** TASK REQUIREMENTS **
Type out the records that follow, exactly as given.

========

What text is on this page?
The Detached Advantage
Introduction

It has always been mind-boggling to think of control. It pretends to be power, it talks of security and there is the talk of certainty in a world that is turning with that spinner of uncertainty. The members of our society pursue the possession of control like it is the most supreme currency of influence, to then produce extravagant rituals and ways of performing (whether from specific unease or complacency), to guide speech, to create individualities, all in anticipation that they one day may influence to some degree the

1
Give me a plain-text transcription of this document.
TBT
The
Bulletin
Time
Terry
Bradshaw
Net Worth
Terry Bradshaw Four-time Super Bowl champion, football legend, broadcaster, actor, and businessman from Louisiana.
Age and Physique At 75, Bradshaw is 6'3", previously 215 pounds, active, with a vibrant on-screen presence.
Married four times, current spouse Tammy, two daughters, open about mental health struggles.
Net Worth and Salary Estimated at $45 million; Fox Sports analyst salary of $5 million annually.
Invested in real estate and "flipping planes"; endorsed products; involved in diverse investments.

========

** TASK RESULT **
What text is on this page?
The Detached Advantage
Introduction

It has always been mind-boggling to think of control. It pretends to be power, it talks of security and there is the talk of certainty in a world that is turning with that spinner of uncertainty. The members of our society pursue the possession of control like it is the most supreme currency of influence, to then produce extravagant rituals and ways of performing (whether from specific unease or complacency), to guide speech, to create individualities, all in anticipation that they one day may influence to some degree the

1
Give me a plain-text transcription of this document.
TBT
The
Bulletin
Time
Terry
Bradshaw
Net Worth
Terry Bradshaw Four-time Super Bowl champion, football legend, broadcaster, actor, and businessman from Louisiana.
Age and Physique At 75, Bradshaw is 6'3", previously 215 pounds, active, with a vibrant on-screen presence.
Married four times, current spouse Tammy, two daughters, open about mental health struggles.
Net Worth and Salary Estimated at $45 million; Fox Sports analyst salary of $5 million annually.
Invested in real estate and "flipping planes"; endorsed products; involved in diverse investments.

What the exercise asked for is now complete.